O que fazer
Responda às perguntas abaixo com base na reportagem sobre a eleição na CBF.
1. Quantos anos tem o coronel Antônio Carlos Nunes?
2. Em que data Marin enviou a carta de renúncia à CBF?
3. Quantos clubes passaram a integrar o colégio eleitoral da CBF após a mudança no estatuto?

Trecho selecionado
++++++++

Sob investigação da Fifa, eleição na CBF pode parar na Justiça

Sob investigação da Fifa, eleição na CBF pode parar na Justiça

Comitê de Ética abre processo para apurar irregularidades

Jamil Chade e Raphael Ramos, O Estado de S.Paulo

11 de dezembro de 2015 | 07h00

A manobra do presidente licenciado da CBF, Marco Polo Del Nero, para tentar eleger o coronel Antônio Carlos Nunes vice-presidente da entidade na vaga de José Maria Marin provocou a rebelião de dirigentes do Nordeste – que já se articulam para ir à Justiça – e virou alvo de investigação no Comitê de Ética da Fifa.

Membros da Fifa indicaram ao Estado que estão “lidando” com o assunto e querem saber se a convocação de eleições nas atuais condições viola ou não o estatuto da CBF. Um dossiê sobre o caso foi montado e está sendo avaliado pela mais alta cúpula da Fifa. Uma das punições possíveis é a suspensão da CBF do futebol internacional caso fique provado que a eleição ocorreu de forma irregular.

O comitê tentará avaliar o caso antes de quarta-feira, dia da eleição na CBF, e pode optar até por banir Del Nero do futebol. Hoje, já está em curso um processo contra o cartola brasileiro por “sérias violações do código de Ética da Fifa”, de acordo com o órgão.

Del Nero pediu licença da CBF na semana passada, após ser acusado pelo FBI de corrupção. Hoje o presidente interino da entidade é o deputado federal Marcus Vicente (PP-ES), que só assumiu o cargo porque Del Nero pediu licença e, assim, indicou o vice que o substituiria. Em caso de renúncia, o estatuto determina que o vice mais velho assuma a presidência.

Na última sexta-feira, Vicente convocou as eleições para o cargo de vice e no mesmo dia foi lançada a candidatura do coronel Antônio Nunes, presidente da Federação Paraense de Futebol. O dirigente tem 77 anos e passaria a ser o vice mais velho da entidade. O plano é impedir que Delfim de Pádua, que tem 74, assuma o poder. Delfim é presidente da Federação Catarinense e opositor de Del Nero.

A manobra provocou irritação em um grupo de dirigentes antes ligados a Del Nero. Gustavo Feijó, vice-presidente da região Nordeste da CBF, cobrou na segunda-feira uma posição da diretoria da entidade sobre a situação do Marin. Sem resposta, no dia seguinte ele e mais sete presidentes de federações enviaram uma carta à CBF pedindo o cancelamento da eleição. Agora, ameaçam ir à Justiça para impedir que o coronel Nunes assuma o cargo.

No entendimento dos dirigentes, Marin está afastado por decisão da Fifa, mas sem condenação criminal transitada em julgado. Por isso, seu afastamento é temporário.

“Essa eleição é ilegal. Ela pode até acontecer, mas não tenho dúvida de que vai acabar na Justiça”, disse ao Estado o presidente da Federação Bahiana, Ednaldo Rodrigues, um dos líderes do movimento que pede o cancelamento da eleição.

Na quinta-feira, os presidentes de federações foram comunicados de que Marin enviou uma carta de renúncia à CBF no dia 27 de novembro. Para Rodrigues, o documento não é suficiente para dar garantias legais à eleição. “Essa carta deveria ter vindo a público antes da convocação da Assembleia Geral que vai eleger o novo vice-presidente. A eleição é ilegal porque foi convocada com o cargo ainda ocupado. De nada adianta dizerem somente agora que o Marin renunciou. O erro foi feito lá atrás”, disse Rodrigues.

Após mudança no estatuto, o colégio eleitoral da CBF passou a ser formado pelos presidentes das 27 federações e dos 40 clubes das Séries A e B do Campeonato Brasileiro. A entidade está dividida atualmente.

“Sou de um grupo que vê as irregularidades e fala. Tem uma ala que até vê, mas prefere ficar calada, enquanto outros dirigentes infelizmente não enxergam nada”, diz Rodrigues.

++++++++

Dados apresentados
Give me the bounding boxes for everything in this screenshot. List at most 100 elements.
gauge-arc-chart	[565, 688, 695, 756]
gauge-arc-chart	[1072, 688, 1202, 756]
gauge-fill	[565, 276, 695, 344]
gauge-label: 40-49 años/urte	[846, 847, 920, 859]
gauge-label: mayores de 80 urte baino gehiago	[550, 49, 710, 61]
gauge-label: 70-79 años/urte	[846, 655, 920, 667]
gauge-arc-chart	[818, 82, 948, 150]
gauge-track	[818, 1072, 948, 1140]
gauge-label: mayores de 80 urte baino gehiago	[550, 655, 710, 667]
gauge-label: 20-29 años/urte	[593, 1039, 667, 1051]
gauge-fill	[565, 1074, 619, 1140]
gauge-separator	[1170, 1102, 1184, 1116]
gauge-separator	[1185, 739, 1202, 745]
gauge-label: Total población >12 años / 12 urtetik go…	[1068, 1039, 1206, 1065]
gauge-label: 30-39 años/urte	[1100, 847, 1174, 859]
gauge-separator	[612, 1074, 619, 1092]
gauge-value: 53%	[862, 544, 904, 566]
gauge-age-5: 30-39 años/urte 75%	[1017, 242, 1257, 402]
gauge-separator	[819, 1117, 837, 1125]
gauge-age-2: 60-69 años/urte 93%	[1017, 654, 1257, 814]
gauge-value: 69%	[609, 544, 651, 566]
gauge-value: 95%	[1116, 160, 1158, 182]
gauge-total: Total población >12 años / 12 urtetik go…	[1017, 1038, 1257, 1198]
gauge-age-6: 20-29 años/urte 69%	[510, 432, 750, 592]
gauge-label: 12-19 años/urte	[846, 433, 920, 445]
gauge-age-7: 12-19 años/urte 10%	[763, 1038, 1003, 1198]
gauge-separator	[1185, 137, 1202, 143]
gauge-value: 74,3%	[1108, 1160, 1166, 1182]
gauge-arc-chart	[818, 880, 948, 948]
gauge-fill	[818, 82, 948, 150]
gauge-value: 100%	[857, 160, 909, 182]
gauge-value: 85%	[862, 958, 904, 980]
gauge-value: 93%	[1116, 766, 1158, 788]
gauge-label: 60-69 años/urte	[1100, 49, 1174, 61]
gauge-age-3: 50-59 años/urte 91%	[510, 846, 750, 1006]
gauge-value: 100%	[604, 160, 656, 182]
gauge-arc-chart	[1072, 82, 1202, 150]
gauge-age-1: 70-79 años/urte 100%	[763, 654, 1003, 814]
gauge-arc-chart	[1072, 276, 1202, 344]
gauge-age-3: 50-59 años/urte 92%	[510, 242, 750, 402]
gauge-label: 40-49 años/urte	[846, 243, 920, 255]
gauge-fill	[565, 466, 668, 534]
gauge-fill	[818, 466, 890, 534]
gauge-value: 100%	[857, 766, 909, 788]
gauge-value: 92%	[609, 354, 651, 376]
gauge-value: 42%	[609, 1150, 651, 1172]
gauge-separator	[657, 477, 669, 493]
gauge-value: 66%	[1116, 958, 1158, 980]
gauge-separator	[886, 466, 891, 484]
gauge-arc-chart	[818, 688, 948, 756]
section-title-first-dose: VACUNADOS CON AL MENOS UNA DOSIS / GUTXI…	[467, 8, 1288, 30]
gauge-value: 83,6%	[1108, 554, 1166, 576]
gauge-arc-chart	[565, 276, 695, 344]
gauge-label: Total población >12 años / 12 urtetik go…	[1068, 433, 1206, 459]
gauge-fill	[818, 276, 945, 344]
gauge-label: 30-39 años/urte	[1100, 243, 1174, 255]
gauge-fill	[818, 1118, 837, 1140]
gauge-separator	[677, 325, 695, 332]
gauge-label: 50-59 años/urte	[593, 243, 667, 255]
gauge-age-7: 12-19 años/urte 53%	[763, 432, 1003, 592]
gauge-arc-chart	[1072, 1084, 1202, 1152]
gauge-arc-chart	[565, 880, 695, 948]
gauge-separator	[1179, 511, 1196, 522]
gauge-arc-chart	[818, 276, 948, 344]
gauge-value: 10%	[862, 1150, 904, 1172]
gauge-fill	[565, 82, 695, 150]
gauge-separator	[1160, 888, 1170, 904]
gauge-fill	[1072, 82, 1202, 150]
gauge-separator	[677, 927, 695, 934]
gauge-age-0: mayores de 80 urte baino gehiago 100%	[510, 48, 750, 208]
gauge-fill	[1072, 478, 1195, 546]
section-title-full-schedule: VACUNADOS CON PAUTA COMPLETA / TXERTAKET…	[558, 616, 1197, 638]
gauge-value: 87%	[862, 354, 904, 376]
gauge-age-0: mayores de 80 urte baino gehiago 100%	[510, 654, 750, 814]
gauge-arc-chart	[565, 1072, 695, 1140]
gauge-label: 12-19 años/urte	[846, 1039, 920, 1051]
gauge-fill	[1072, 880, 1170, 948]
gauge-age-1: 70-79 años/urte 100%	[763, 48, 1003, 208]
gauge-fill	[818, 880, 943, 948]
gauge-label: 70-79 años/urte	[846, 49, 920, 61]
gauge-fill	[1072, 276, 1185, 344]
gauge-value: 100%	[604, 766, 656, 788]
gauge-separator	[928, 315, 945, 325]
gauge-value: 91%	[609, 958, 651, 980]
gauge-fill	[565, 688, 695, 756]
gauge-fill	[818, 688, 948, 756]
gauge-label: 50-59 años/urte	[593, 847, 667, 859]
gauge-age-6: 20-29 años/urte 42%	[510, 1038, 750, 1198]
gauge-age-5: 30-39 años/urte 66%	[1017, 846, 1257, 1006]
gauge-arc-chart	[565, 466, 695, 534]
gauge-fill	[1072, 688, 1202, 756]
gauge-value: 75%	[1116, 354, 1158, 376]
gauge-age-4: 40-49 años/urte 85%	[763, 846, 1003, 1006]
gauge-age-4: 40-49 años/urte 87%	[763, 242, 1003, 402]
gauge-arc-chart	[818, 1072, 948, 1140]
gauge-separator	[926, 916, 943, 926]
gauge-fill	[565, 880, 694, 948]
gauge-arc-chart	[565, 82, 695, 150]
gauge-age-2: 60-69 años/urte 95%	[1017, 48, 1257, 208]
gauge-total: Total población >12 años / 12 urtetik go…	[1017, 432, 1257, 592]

++++++++

Resolução comentada
1. O coronel Antônio Carlos Nunes tem 77 anos.
2. Marin enviou a carta de renúncia no dia 27 de novembro.
3. Passaram a integrar o colégio eleitoral 40 clubes das Séries A e B do Campeonato Brasileiro.